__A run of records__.
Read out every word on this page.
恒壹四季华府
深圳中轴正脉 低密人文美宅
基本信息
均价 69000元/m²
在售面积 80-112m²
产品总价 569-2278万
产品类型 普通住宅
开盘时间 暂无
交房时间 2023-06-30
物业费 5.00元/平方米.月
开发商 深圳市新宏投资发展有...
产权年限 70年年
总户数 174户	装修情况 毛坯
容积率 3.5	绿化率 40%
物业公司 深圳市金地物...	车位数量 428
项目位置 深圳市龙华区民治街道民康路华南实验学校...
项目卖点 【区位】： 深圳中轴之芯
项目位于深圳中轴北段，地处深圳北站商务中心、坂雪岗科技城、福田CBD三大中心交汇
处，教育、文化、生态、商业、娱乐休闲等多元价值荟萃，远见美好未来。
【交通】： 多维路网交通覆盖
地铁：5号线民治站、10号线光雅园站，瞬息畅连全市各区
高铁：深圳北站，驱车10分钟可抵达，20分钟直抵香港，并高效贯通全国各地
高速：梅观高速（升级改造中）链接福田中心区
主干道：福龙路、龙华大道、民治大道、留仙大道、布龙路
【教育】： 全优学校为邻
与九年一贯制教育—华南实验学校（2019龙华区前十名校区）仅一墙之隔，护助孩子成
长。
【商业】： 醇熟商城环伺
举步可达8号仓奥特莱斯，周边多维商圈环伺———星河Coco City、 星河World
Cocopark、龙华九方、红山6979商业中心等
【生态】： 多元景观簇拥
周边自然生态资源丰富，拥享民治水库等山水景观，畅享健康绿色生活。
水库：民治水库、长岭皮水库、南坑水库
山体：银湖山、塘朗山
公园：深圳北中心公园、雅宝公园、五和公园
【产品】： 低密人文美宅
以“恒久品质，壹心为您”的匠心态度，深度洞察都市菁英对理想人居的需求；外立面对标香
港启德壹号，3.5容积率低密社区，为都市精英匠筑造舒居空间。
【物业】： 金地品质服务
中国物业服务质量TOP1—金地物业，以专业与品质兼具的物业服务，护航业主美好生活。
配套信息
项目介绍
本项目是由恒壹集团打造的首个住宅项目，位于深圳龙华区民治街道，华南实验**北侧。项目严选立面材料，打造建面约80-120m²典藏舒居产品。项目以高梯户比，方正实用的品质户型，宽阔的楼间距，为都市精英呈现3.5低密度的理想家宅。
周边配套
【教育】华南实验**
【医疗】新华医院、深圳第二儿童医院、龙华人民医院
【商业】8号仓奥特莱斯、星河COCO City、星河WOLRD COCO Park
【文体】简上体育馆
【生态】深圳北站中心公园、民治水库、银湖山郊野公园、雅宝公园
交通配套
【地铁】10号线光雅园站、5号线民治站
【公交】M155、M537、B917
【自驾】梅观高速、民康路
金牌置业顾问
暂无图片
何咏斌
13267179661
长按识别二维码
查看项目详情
...
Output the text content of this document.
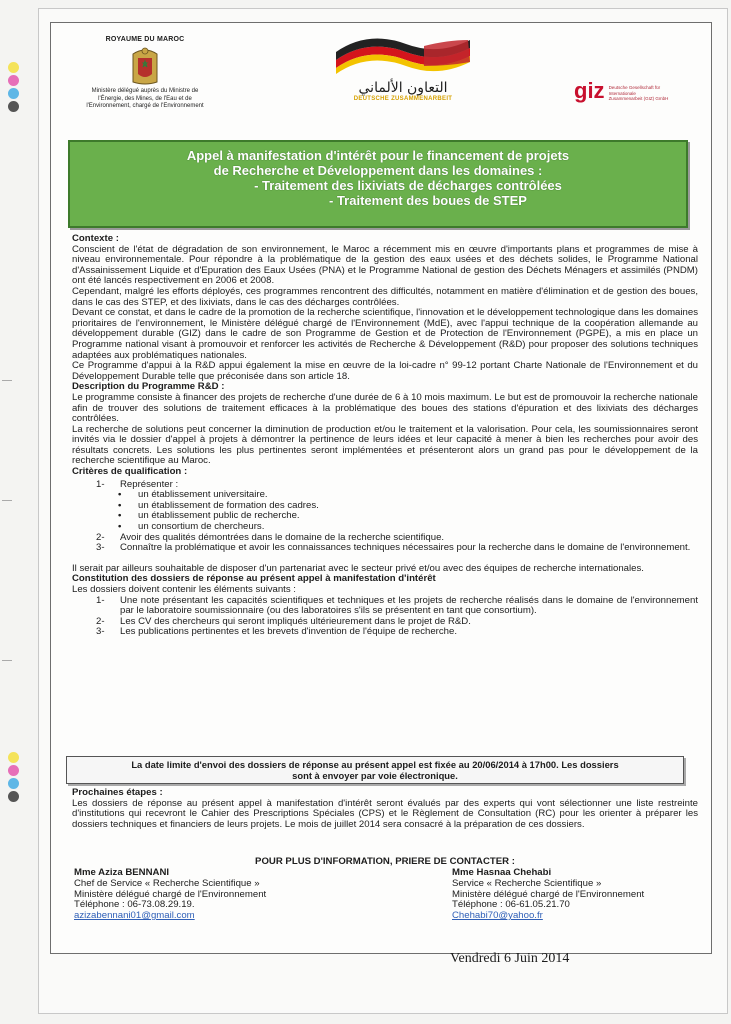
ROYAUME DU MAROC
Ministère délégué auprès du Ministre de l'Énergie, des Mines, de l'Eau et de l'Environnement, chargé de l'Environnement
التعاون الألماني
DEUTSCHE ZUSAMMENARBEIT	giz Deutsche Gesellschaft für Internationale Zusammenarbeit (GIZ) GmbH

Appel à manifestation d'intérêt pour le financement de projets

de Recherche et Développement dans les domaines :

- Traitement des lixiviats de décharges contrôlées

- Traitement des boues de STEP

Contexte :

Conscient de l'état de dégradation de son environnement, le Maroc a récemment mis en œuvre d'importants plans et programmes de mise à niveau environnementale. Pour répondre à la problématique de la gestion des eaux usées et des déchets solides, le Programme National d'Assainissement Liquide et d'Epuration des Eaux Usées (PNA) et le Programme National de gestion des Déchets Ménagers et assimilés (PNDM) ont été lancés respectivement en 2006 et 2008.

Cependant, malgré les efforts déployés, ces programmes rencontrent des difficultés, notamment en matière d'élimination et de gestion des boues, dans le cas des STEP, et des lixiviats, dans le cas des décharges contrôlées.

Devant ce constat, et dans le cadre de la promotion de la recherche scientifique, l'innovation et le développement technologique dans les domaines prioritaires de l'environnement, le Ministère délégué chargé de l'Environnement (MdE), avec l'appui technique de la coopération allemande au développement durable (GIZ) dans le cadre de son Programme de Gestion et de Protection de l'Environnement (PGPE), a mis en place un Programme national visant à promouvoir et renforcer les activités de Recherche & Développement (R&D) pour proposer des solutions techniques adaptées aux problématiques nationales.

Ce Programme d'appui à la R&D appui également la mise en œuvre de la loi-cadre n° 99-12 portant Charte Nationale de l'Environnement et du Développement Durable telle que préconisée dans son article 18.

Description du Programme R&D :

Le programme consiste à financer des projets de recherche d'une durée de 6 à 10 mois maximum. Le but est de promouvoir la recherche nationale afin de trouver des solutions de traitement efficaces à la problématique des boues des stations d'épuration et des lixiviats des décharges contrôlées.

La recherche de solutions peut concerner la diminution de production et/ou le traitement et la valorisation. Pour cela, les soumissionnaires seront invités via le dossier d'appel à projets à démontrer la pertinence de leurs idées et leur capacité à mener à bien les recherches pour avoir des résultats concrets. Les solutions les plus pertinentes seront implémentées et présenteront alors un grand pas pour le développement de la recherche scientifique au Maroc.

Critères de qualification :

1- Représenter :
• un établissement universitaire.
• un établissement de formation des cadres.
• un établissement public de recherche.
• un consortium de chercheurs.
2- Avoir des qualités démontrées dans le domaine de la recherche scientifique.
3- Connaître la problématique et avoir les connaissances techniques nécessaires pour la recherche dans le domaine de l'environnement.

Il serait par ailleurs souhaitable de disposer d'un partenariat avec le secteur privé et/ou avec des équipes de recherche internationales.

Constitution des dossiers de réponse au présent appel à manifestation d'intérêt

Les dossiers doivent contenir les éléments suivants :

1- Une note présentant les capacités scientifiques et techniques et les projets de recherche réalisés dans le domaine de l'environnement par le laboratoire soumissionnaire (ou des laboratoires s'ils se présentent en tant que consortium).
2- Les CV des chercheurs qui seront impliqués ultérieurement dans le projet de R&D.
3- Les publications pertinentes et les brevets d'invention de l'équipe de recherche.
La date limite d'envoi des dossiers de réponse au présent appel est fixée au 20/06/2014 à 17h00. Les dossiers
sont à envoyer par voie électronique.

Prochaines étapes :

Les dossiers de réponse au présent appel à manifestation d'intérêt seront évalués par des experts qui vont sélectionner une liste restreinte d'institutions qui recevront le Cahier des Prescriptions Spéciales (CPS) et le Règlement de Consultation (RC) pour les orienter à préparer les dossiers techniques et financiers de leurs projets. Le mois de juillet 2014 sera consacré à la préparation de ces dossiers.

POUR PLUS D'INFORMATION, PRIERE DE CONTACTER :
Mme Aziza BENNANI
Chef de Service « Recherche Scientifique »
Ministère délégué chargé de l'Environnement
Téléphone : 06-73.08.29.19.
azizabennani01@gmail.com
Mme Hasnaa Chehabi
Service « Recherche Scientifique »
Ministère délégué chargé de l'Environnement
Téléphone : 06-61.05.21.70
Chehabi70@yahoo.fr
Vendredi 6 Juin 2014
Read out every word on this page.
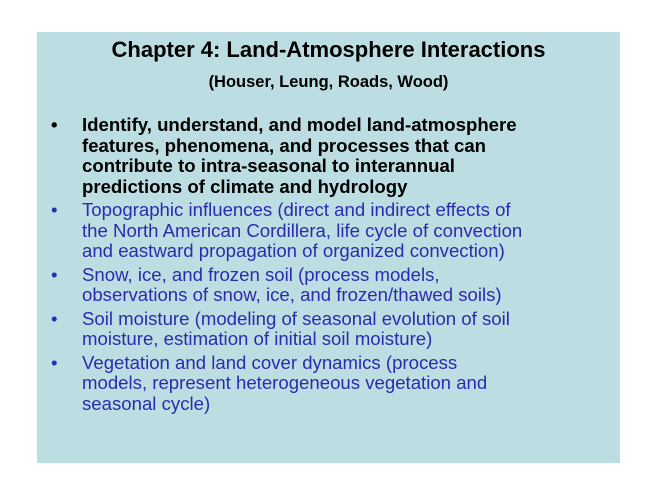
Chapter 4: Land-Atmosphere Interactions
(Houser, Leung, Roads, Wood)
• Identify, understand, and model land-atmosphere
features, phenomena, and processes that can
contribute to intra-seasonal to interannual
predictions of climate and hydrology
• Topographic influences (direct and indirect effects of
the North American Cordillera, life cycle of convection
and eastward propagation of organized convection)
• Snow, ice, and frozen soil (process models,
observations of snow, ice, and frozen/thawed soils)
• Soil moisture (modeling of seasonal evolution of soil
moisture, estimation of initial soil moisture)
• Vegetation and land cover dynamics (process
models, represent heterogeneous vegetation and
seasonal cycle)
* * *
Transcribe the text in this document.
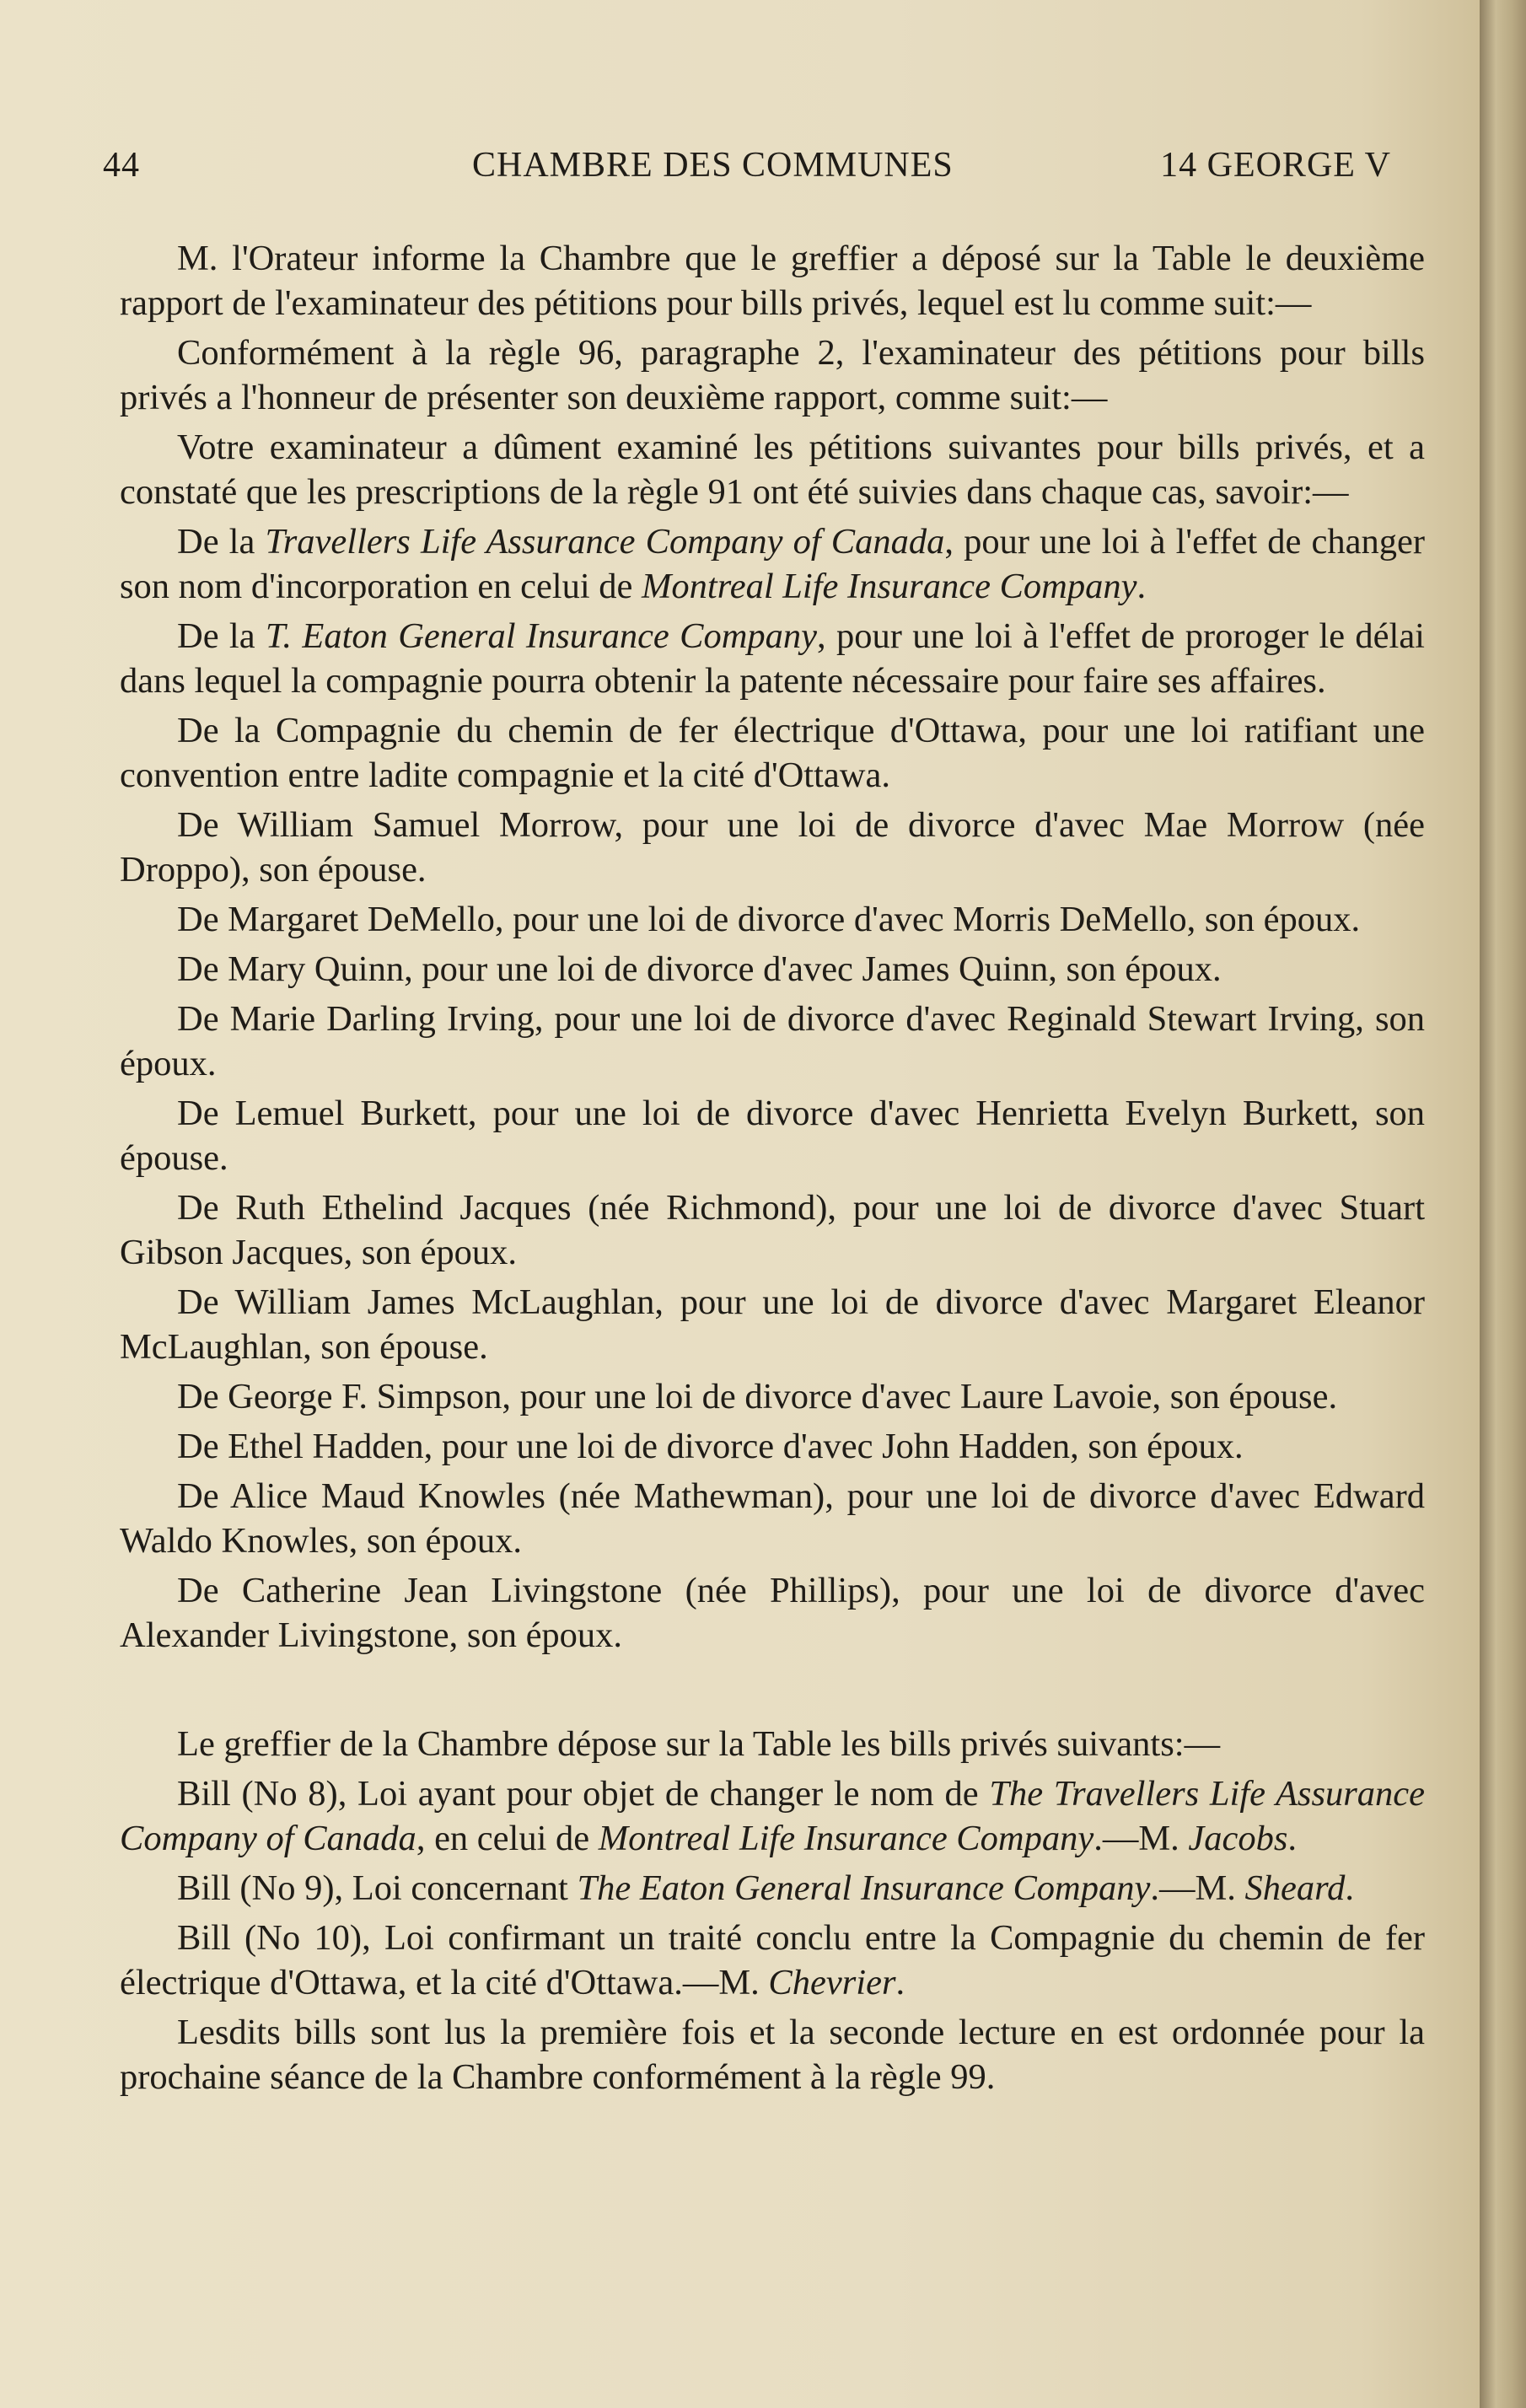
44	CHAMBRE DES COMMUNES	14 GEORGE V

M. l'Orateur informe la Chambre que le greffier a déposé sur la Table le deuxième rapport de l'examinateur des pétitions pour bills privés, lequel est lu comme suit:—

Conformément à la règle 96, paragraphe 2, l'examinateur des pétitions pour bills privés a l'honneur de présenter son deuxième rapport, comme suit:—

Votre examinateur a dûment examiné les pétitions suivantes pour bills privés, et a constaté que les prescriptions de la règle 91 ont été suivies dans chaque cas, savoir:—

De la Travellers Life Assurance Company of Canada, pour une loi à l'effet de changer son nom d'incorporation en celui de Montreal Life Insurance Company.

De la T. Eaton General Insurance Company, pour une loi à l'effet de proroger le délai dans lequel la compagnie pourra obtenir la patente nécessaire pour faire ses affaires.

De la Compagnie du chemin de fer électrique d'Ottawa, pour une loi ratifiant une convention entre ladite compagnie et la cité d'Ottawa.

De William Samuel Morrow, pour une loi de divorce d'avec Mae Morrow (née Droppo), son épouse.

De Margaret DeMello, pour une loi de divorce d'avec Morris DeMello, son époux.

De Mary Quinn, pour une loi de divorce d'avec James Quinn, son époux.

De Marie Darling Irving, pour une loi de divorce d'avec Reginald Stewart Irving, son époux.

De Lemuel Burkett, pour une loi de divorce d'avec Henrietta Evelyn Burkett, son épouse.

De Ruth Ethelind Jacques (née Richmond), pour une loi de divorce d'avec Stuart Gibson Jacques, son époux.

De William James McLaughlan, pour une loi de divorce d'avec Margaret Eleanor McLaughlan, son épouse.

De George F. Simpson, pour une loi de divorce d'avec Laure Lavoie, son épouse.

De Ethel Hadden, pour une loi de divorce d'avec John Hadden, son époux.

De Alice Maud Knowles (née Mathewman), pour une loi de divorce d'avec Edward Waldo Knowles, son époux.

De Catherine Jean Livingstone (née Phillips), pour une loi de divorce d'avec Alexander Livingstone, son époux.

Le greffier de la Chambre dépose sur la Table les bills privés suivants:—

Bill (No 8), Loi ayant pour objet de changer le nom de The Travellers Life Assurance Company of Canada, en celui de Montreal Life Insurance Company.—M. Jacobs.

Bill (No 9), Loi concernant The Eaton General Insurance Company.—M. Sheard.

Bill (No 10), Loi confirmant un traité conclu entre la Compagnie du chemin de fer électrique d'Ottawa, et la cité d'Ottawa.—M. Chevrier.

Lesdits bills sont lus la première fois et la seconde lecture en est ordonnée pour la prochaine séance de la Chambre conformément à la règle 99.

__Directive__. Return each line where "programmes" shows up.

__Solution to this task__.
Conscient de l'état de dégradation de son environnement, le Maroc a récemment mis en œuvre d'importants plans et programmes de mise à niveau environnementale. Pour répondre à la problématique de la gestion des eaux usées et des déchets solides, le Programme National d'Assainissement Liquide et d'Epuration des Eaux Usées (PNA) et le Programme National de gestion des Déchets Ménagers et assimilés (PNDM) ont été lancés respectivement en 2006 et 2008.
Cependant, malgré les efforts déployés, ces programmes rencontrent des difficultés, notamment en matière d'élimination et de gestion des boues, dans le cas des STEP, et des lixiviats, dans le cas des décharges contrôlées.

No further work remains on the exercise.